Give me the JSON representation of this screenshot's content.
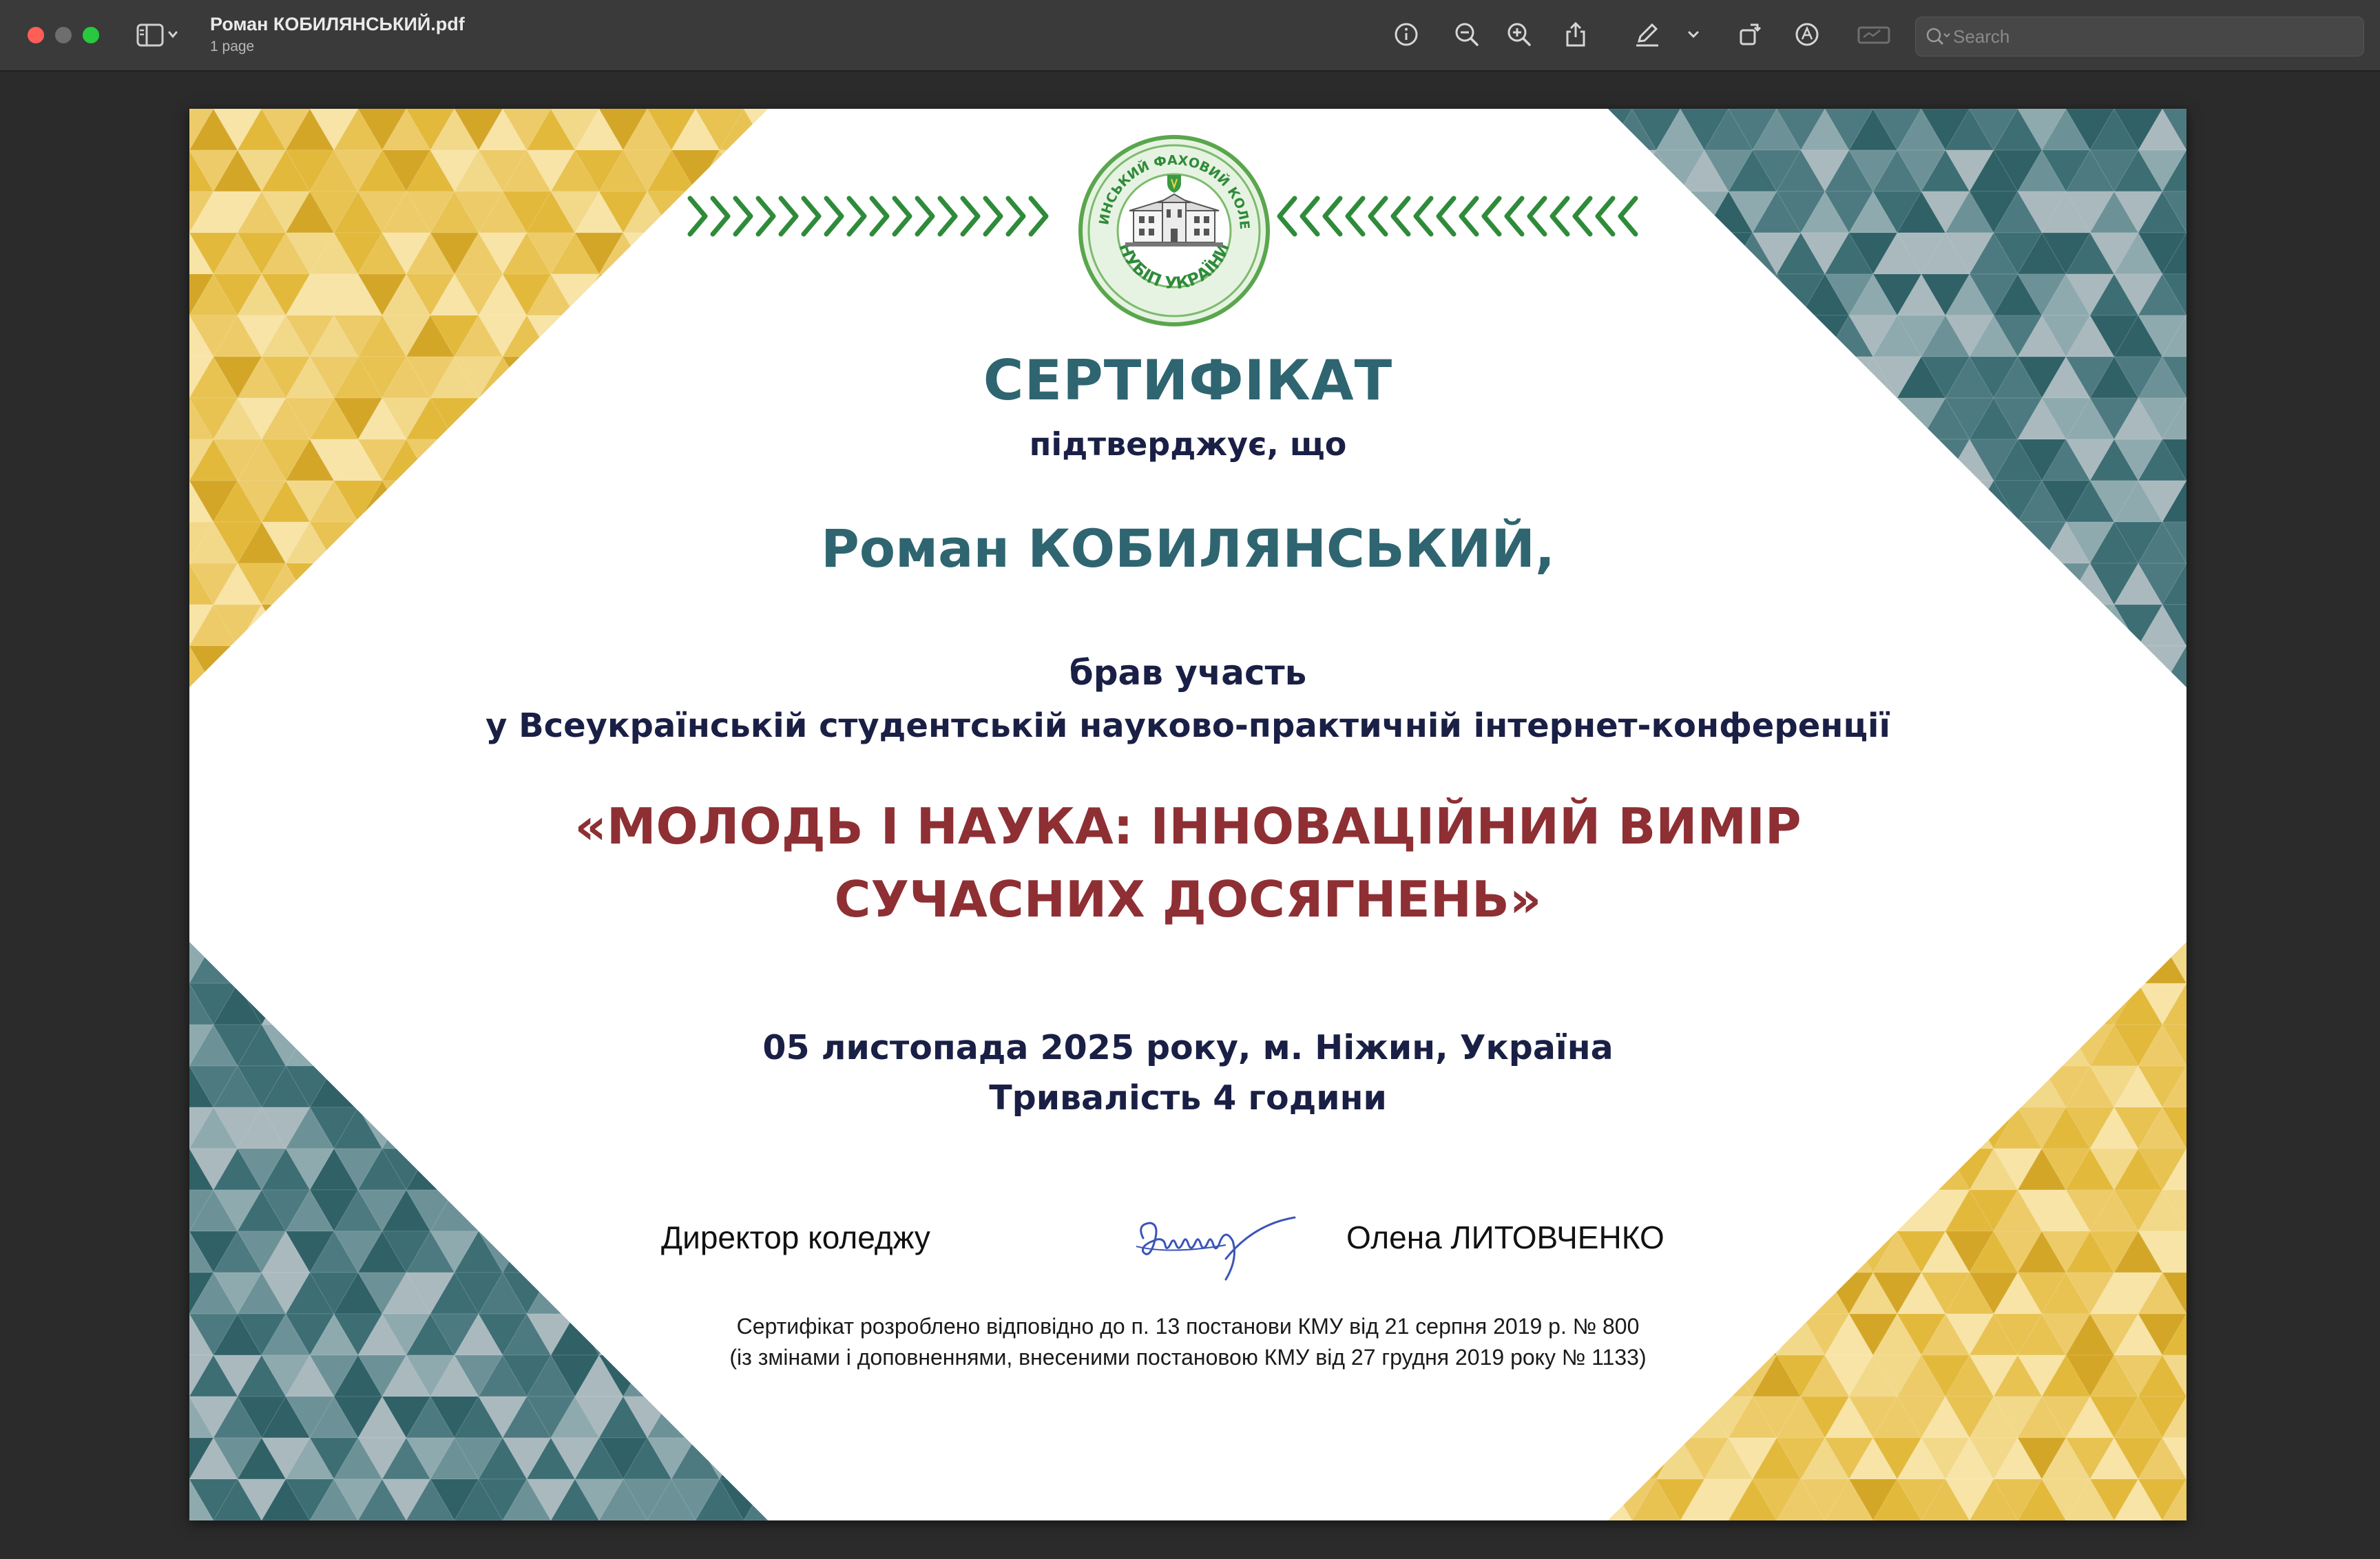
{
  "window": {
    "title": "Роман КОБИЛЯНСЬКИЙ.pdf",
    "subtitle": "1 page"
  },
  "toolbar": {
    "icons": [
      "info-icon",
      "zoom-out-icon",
      "zoom-in-icon",
      "share-icon",
      "markup-pen-icon",
      "chevron-down-icon",
      "rotate-icon",
      "annotate-icon",
      "sign-icon"
    ],
    "search_placeholder": "Search"
  },
  "certificate": {
    "title": "СЕРТИФІКАТ",
    "confirms": "підтверджує, що",
    "recipient": "Роман КОБИЛЯНСЬКИЙ,",
    "took_part": "брав участь",
    "conference": "у Всеукраїнській студентській науково-практичній інтернет-конференції",
    "theme_line1": "«МОЛОДЬ І НАУКА: ІННОВАЦІЙНИЙ ВИМІР",
    "theme_line2": "СУЧАСНИХ ДОСЯГНЕНЬ»",
    "date_place": "05 листопада 2025 року, м. Ніжин, Україна",
    "duration": "Тривалість 4 години",
    "signer_role": "Директор коледжу",
    "signer_name": "Олена ЛИТОВЧЕНКО",
    "note_line1": "Сертифікат розроблено відповідно до п. 13 постанови КМУ від 21 серпня 2019 р. № 800",
    "note_line2": "(із змінами і доповненнями, внесеними постановою КМУ від 27 грудня 2019 року № 1133)",
    "logo_text_top": "НІЖИНСЬКИЙ ФАХОВИЙ КОЛЕДЖ",
    "logo_text_bottom": "НУБІП УКРАЇНИ"
  },
  "colors": {
    "teal": "#2e6570",
    "navy": "#1a1f45",
    "maroon": "#8e2f34",
    "gold": "#e3b93c",
    "green": "#2f8b3a"
  }
}
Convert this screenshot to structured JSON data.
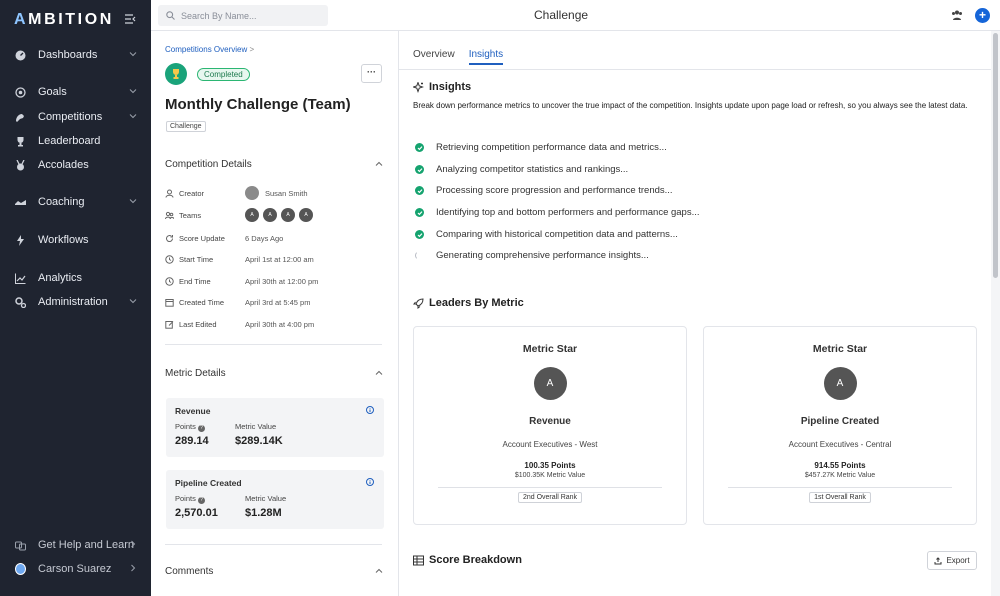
{
  "app": {
    "logo_a": "A",
    "logo_rest": "MBITION"
  },
  "sidebar": {
    "items": [
      {
        "label": "Dashboards",
        "icon": "dashboard-icon",
        "chevron": true
      },
      {
        "label": "Goals",
        "icon": "target-icon",
        "chevron": true
      },
      {
        "label": "Competitions",
        "icon": "competitions-icon",
        "chevron": true
      },
      {
        "label": "Leaderboard",
        "icon": "trophy-icon",
        "chevron": false
      },
      {
        "label": "Accolades",
        "icon": "medal-icon",
        "chevron": false
      },
      {
        "label": "Coaching",
        "icon": "coaching-icon",
        "chevron": true
      },
      {
        "label": "Workflows",
        "icon": "bolt-icon",
        "chevron": false
      },
      {
        "label": "Analytics",
        "icon": "chart-icon",
        "chevron": false
      },
      {
        "label": "Administration",
        "icon": "settings-icon",
        "chevron": true
      }
    ],
    "help": "Get Help and Learn",
    "user": "Carson Suarez"
  },
  "topbar": {
    "search_placeholder": "Search By Name...",
    "title": "Challenge"
  },
  "competition": {
    "breadcrumb": "Competitions Overview",
    "breadcrumb_sep": ">",
    "status": "Completed",
    "more": "···",
    "title": "Monthly Challenge (Team)",
    "tag": "Challenge",
    "details_header": "Competition Details",
    "details": [
      {
        "label": "Creator",
        "value": "Susan Smith",
        "icon": "user-icon"
      },
      {
        "label": "Teams",
        "value": "",
        "icon": "teams-icon"
      },
      {
        "label": "Score Update",
        "value": "6 Days Ago",
        "icon": "refresh-icon"
      },
      {
        "label": "Start Time",
        "value": "April 1st at 12:00 am",
        "icon": "clock-icon"
      },
      {
        "label": "End Time",
        "value": "April 30th at 12:00 pm",
        "icon": "clock-icon"
      },
      {
        "label": "Created Time",
        "value": "April 3rd at 5:45 pm",
        "icon": "calendar-icon"
      },
      {
        "label": "Last Edited",
        "value": "April 30th at 4:00 pm",
        "icon": "edit-icon"
      }
    ],
    "team_avatars": [
      "A",
      "A",
      "A",
      "A"
    ],
    "metric_header": "Metric Details",
    "metrics": [
      {
        "name": "Revenue",
        "points_label": "Points",
        "value_label": "Metric Value",
        "points": "289.14",
        "value": "$289.14K"
      },
      {
        "name": "Pipeline Created",
        "points_label": "Points",
        "value_label": "Metric Value",
        "points": "2,570.01",
        "value": "$1.28M"
      }
    ],
    "comments_header": "Comments"
  },
  "right": {
    "tabs": [
      "Overview",
      "Insights"
    ],
    "insights_title": "Insights",
    "insights_desc": "Break down performance metrics to uncover the true impact of the competition. Insights update upon page load or refresh, so you always see the latest data.",
    "steps": [
      {
        "text": "Retrieving competition performance data and metrics...",
        "done": true
      },
      {
        "text": "Analyzing competitor statistics and rankings...",
        "done": true
      },
      {
        "text": "Processing score progression and performance trends...",
        "done": true
      },
      {
        "text": "Identifying top and bottom performers and performance gaps...",
        "done": true
      },
      {
        "text": "Comparing with historical competition data and patterns...",
        "done": true
      },
      {
        "text": "Generating comprehensive performance insights...",
        "done": false
      }
    ],
    "leaders_title": "Leaders By Metric",
    "leaders": [
      {
        "title": "Metric Star",
        "avatar": "A",
        "metric": "Revenue",
        "team": "Account Executives - West",
        "points": "100.35 Points",
        "metric_value": "$100.35K Metric Value",
        "rank": "2nd Overall Rank"
      },
      {
        "title": "Metric Star",
        "avatar": "A",
        "metric": "Pipeline Created",
        "team": "Account Executives - Central",
        "points": "914.55 Points",
        "metric_value": "$457.27K Metric Value",
        "rank": "1st Overall Rank"
      }
    ],
    "score_title": "Score Breakdown",
    "export": "Export"
  },
  "colors": {
    "sidebar_bg": "#1f2430",
    "accent": "#1f5fbf",
    "success": "#15a36f"
  }
}
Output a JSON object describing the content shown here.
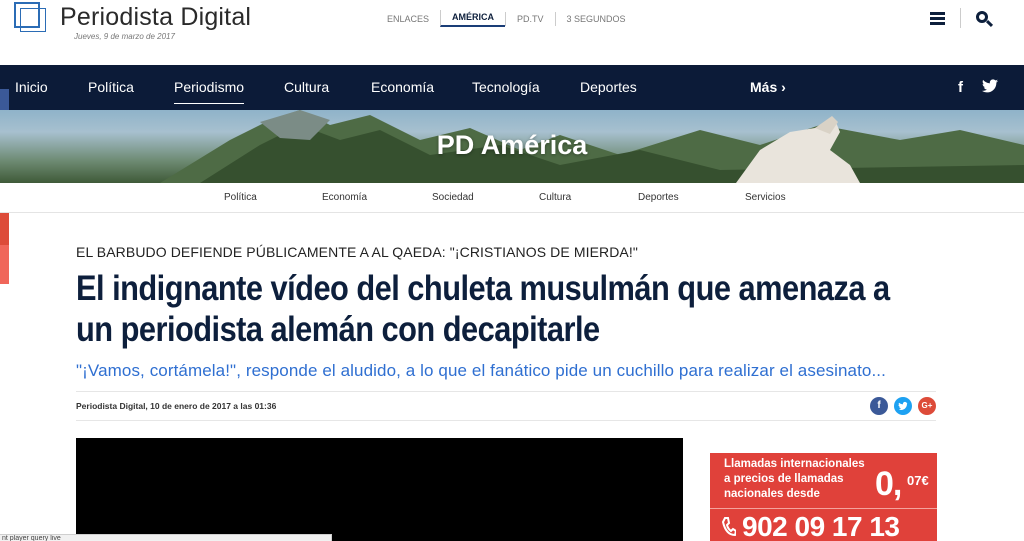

◆ EXERCISE
Your answer should be a single number: the count of lines in the material above that contain "this".

◆ TASK SOLUTION
2